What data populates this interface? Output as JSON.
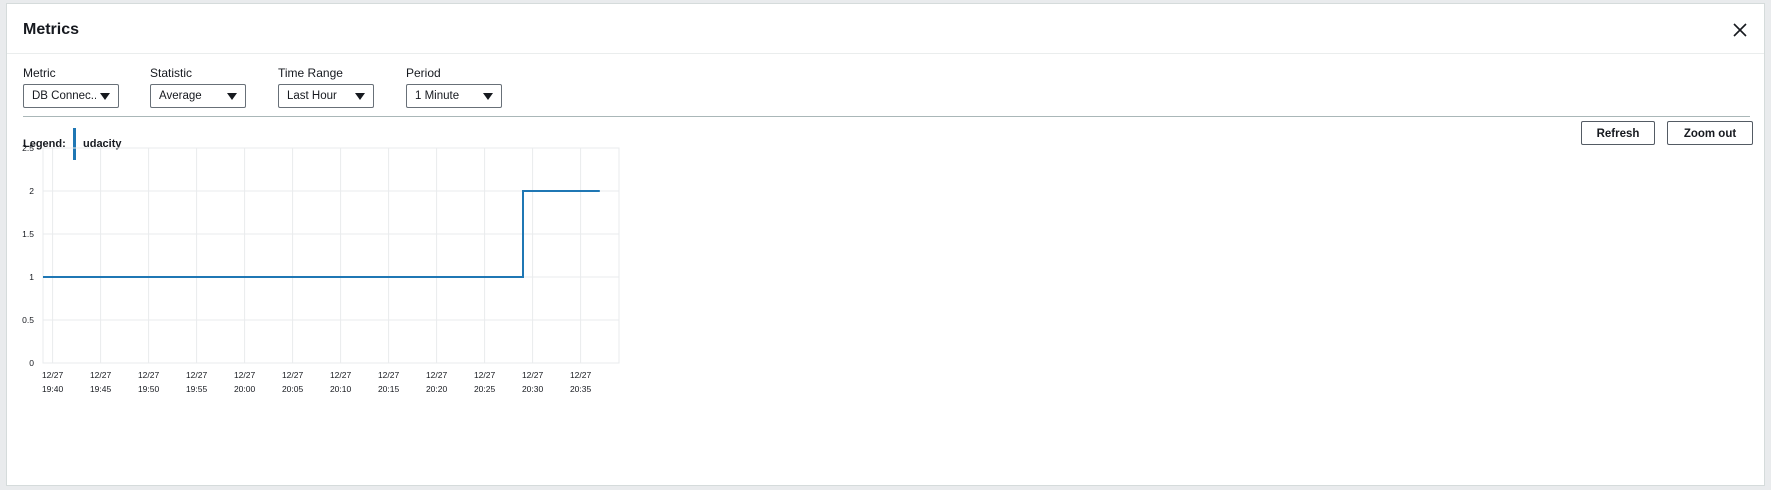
{
  "modal": {
    "title": "Metrics"
  },
  "controls": [
    {
      "label": "Metric",
      "value": "DB Connec..."
    },
    {
      "label": "Statistic",
      "value": "Average"
    },
    {
      "label": "Time Range",
      "value": "Last Hour"
    },
    {
      "label": "Period",
      "value": "1 Minute"
    }
  ],
  "legend": {
    "label": "Legend:",
    "entry": "udacity",
    "color": "#1f77b4"
  },
  "buttons": {
    "refresh": "Refresh",
    "zoom_out": "Zoom out"
  },
  "icons": {
    "close": "close-icon",
    "dropdown": "caret-down-icon"
  },
  "chart_data": {
    "type": "line",
    "series": [
      {
        "name": "udacity",
        "color": "#1f77b4",
        "step": true,
        "points": [
          {
            "x": "19:39",
            "y": 1
          },
          {
            "x": "20:29",
            "y": 1
          },
          {
            "x": "20:29",
            "y": 2
          },
          {
            "x": "20:37",
            "y": 2
          }
        ]
      }
    ],
    "x_ticks": [
      {
        "date": "12/27",
        "time": "19:40"
      },
      {
        "date": "12/27",
        "time": "19:45"
      },
      {
        "date": "12/27",
        "time": "19:50"
      },
      {
        "date": "12/27",
        "time": "19:55"
      },
      {
        "date": "12/27",
        "time": "20:00"
      },
      {
        "date": "12/27",
        "time": "20:05"
      },
      {
        "date": "12/27",
        "time": "20:10"
      },
      {
        "date": "12/27",
        "time": "20:15"
      },
      {
        "date": "12/27",
        "time": "20:20"
      },
      {
        "date": "12/27",
        "time": "20:25"
      },
      {
        "date": "12/27",
        "time": "20:30"
      },
      {
        "date": "12/27",
        "time": "20:35"
      }
    ],
    "y_ticks": [
      "2.5",
      "2",
      "1.5",
      "1",
      "0.5",
      "0"
    ],
    "ylim": [
      0,
      2.5
    ],
    "xlim": [
      "19:39",
      "20:39"
    ],
    "grid": true
  }
}
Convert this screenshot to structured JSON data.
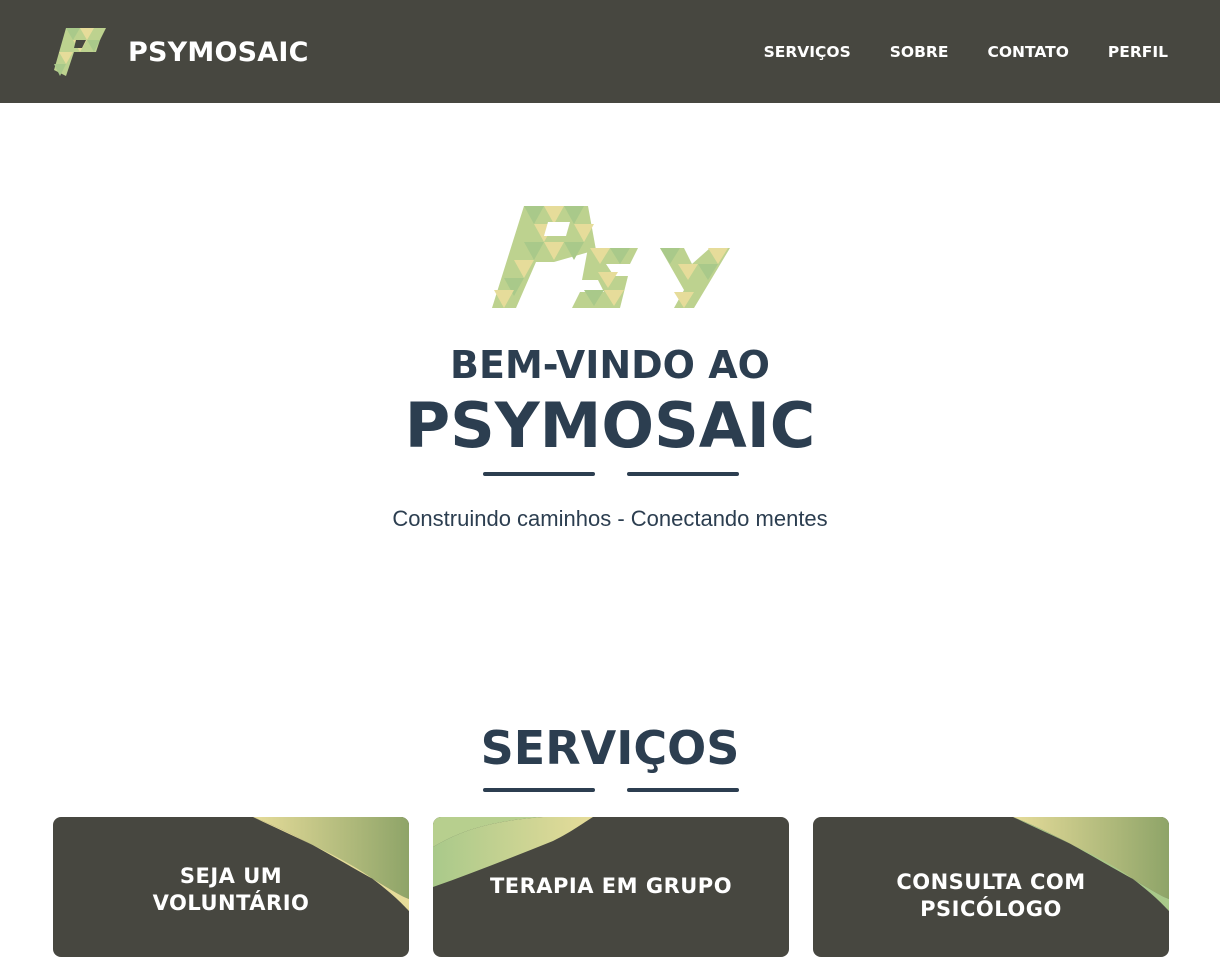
{
  "brand": {
    "logo_icon": "psymosaic-p-mosaic-logo",
    "name": "PSYMOSAIC"
  },
  "nav": {
    "items": [
      {
        "label": "SERVIÇOS"
      },
      {
        "label": "SOBRE"
      },
      {
        "label": "CONTATO"
      },
      {
        "label": "PERFIL"
      }
    ]
  },
  "hero": {
    "logo_icon": "psy-mosaic-logo",
    "welcome": "BEM-VINDO AO",
    "title": "PSYMOSAIC",
    "subtitle": "Construindo caminhos - Conectando mentes"
  },
  "services": {
    "title": "SERVIÇOS",
    "cards": [
      {
        "title_line1": "SEJA UM",
        "title_line2": "VOLUNTÁRIO"
      },
      {
        "title_line1": "TERAPIA EM GRUPO",
        "title_line2": ""
      },
      {
        "title_line1": "CONSULTA COM",
        "title_line2": "PSICÓLOGO"
      }
    ]
  },
  "colors": {
    "navbar_bg": "#474740",
    "text_dark": "#2c3e50",
    "mosaic_green": "#a9c98a",
    "mosaic_yellow": "#e6dc9a",
    "card_bg": "#474740"
  }
}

---------------

AIM OF THE TASK:
Pull out each line holding the string "JSON".

FULL SOLUTION:
What data populates this interface? Output as JSON.
Convert this screenshot to structured JSON data.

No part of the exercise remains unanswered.